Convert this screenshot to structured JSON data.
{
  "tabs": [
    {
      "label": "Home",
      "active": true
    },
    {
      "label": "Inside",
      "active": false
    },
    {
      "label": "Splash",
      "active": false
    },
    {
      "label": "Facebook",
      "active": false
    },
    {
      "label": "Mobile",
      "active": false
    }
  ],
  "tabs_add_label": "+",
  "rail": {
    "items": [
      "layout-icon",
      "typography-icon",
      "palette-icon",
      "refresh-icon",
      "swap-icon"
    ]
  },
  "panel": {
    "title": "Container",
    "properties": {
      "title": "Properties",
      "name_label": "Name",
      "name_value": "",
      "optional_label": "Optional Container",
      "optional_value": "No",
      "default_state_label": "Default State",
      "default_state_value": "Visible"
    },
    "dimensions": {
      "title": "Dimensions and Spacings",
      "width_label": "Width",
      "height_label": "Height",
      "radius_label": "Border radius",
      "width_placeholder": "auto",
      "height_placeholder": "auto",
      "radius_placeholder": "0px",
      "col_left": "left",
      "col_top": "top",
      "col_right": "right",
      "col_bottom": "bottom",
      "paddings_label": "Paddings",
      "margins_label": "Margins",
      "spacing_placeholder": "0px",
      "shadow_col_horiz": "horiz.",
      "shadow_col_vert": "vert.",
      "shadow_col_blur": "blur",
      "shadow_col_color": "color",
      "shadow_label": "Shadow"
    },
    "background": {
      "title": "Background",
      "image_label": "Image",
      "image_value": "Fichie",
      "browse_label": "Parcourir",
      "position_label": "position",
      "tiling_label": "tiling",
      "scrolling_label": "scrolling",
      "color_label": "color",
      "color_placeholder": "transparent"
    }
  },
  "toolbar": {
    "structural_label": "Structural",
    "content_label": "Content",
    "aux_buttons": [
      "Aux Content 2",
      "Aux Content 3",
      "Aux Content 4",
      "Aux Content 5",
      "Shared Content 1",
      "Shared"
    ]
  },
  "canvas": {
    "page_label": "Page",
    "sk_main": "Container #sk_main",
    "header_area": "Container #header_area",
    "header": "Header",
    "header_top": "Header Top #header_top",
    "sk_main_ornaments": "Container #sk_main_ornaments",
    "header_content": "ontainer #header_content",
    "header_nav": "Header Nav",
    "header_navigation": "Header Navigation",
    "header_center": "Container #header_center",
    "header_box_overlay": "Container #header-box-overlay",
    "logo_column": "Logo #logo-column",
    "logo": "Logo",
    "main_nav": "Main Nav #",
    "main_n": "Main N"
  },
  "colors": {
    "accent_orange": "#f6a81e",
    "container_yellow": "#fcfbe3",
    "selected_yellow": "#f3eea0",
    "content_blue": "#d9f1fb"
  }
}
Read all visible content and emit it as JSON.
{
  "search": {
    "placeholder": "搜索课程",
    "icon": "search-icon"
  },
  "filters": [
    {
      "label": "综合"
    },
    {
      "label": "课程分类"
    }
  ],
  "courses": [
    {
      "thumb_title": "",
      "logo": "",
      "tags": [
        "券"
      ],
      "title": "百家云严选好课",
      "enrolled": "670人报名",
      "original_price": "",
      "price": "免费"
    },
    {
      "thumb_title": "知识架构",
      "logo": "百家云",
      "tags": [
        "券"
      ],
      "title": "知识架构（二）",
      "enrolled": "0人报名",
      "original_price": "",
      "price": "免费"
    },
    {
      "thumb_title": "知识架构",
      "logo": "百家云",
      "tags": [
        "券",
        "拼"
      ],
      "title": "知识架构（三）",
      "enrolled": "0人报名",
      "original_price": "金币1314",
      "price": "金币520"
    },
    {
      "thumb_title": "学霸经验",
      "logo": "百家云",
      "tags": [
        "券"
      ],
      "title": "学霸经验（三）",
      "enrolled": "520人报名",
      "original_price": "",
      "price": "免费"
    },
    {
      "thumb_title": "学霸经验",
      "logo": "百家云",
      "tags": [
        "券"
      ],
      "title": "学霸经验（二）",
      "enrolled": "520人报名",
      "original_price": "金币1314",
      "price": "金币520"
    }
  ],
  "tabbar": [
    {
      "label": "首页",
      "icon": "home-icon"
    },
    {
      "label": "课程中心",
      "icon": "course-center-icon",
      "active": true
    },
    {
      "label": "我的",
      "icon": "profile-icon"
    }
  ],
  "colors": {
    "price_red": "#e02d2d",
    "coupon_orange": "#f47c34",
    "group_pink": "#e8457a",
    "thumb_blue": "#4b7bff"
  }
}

+++

Task prompt:
Extract all of the data exactly as written.

Complete response:
Convert this screenshot to structured JSON data.
{
  "tabs": [
    {
      "label": "Home",
      "active": true
    },
    {
      "label": "Inside",
      "active": false
    },
    {
      "label": "Splash",
      "active": false
    },
    {
      "label": "Facebook",
      "active": false
    },
    {
      "label": "Mobile",
      "active": false
    }
  ],
  "tabs_add_label": "+",
  "rail": {
    "items": [
      "layout-icon",
      "typography-icon",
      "palette-icon",
      "refresh-icon",
      "swap-icon"
    ]
  },
  "panel": {
    "title": "Container",
    "properties": {
      "title": "Properties",
      "name_label": "Name",
      "name_value": "",
      "optional_label": "Optional Container",
      "optional_value": "No",
      "default_state_label": "Default State",
      "default_state_value": "Visible"
    },
    "dimensions": {
      "title": "Dimensions and Spacings",
      "width_label": "Width",
      "height_label": "Height",
      "radius_label": "Border radius",
      "width_placeholder": "auto",
      "height_placeholder": "auto",
      "radius_placeholder": "0px",
      "col_left": "left",
      "col_top": "top",
      "col_right": "right",
      "col_bottom": "bottom",
      "paddings_label": "Paddings",
      "margins_label": "Margins",
      "spacing_placeholder": "0px",
      "shadow_col_horiz": "horiz.",
      "shadow_col_vert": "vert.",
      "shadow_col_blur": "blur",
      "shadow_col_color": "color",
      "shadow_label": "Shadow"
    },
    "background": {
      "title": "Background",
      "image_label": "Image",
      "image_value": "Fichie",
      "browse_label": "Parcourir",
      "position_label": "position",
      "tiling_label": "tiling",
      "scrolling_label": "scrolling",
      "color_label": "color",
      "color_placeholder": "transparent"
    }
  },
  "toolbar": {
    "structural_label": "Structural",
    "content_label": "Content",
    "aux_buttons": [
      "Aux Content 2",
      "Aux Content 3",
      "Aux Content 4",
      "Aux Content 5",
      "Shared Content 1",
      "Shared"
    ]
  },
  "canvas": {
    "page_label": "Page",
    "sk_main": "Container #sk_main",
    "header_area": "Container #header_area",
    "header": "Header",
    "header_top": "Header Top #header_top",
    "sk_main_ornaments": "Container #sk_main_ornaments",
    "header_content": "ontainer #header_content",
    "header_nav": "Header Nav",
    "header_navigation": "Header Navigation",
    "header_center": "Container #header_center",
    "header_box_overlay": "Container #header-box-overlay",
    "logo_column": "Logo #logo-column",
    "logo": "Logo",
    "main_nav": "Main Nav #",
    "main_n": "Main N"
  },
  "colors": {
    "accent_orange": "#f6a81e",
    "container_yellow": "#fcfbe3",
    "selected_yellow": "#f3eea0",
    "content_blue": "#d9f1fb"
  }
}
Read all visible content and emit it as JSON.
{
  "search": {
    "placeholder": "搜索课程",
    "icon": "search-icon"
  },
  "filters": [
    {
      "label": "综合"
    },
    {
      "label": "课程分类"
    }
  ],
  "courses": [
    {
      "thumb_title": "",
      "logo": "",
      "tags": [
        "券"
      ],
      "title": "百家云严选好课",
      "enrolled": "670人报名",
      "original_price": "",
      "price": "免费"
    },
    {
      "thumb_title": "知识架构",
      "logo": "百家云",
      "tags": [
        "券"
      ],
      "title": "知识架构（二）",
      "enrolled": "0人报名",
      "original_price": "",
      "price": "免费"
    },
    {
      "thumb_title": "知识架构",
      "logo": "百家云",
      "tags": [
        "券",
        "拼"
      ],
      "title": "知识架构（三）",
      "enrolled": "0人报名",
      "original_price": "金币1314",
      "price": "金币520"
    },
    {
      "thumb_title": "学霸经验",
      "logo": "百家云",
      "tags": [
        "券"
      ],
      "title": "学霸经验（三）",
      "enrolled": "520人报名",
      "original_price": "",
      "price": "免费"
    },
    {
      "thumb_title": "学霸经验",
      "logo": "百家云",
      "tags": [
        "券"
      ],
      "title": "学霸经验（二）",
      "enrolled": "520人报名",
      "original_price": "金币1314",
      "price": "金币520"
    }
  ],
  "tabbar": [
    {
      "label": "首页",
      "icon": "home-icon"
    },
    {
      "label": "课程中心",
      "icon": "course-center-icon",
      "active": true
    },
    {
      "label": "我的",
      "icon": "profile-icon"
    }
  ],
  "colors": {
    "price_red": "#e02d2d",
    "coupon_orange": "#f47c34",
    "group_pink": "#e8457a",
    "thumb_blue": "#4b7bff"
  }
}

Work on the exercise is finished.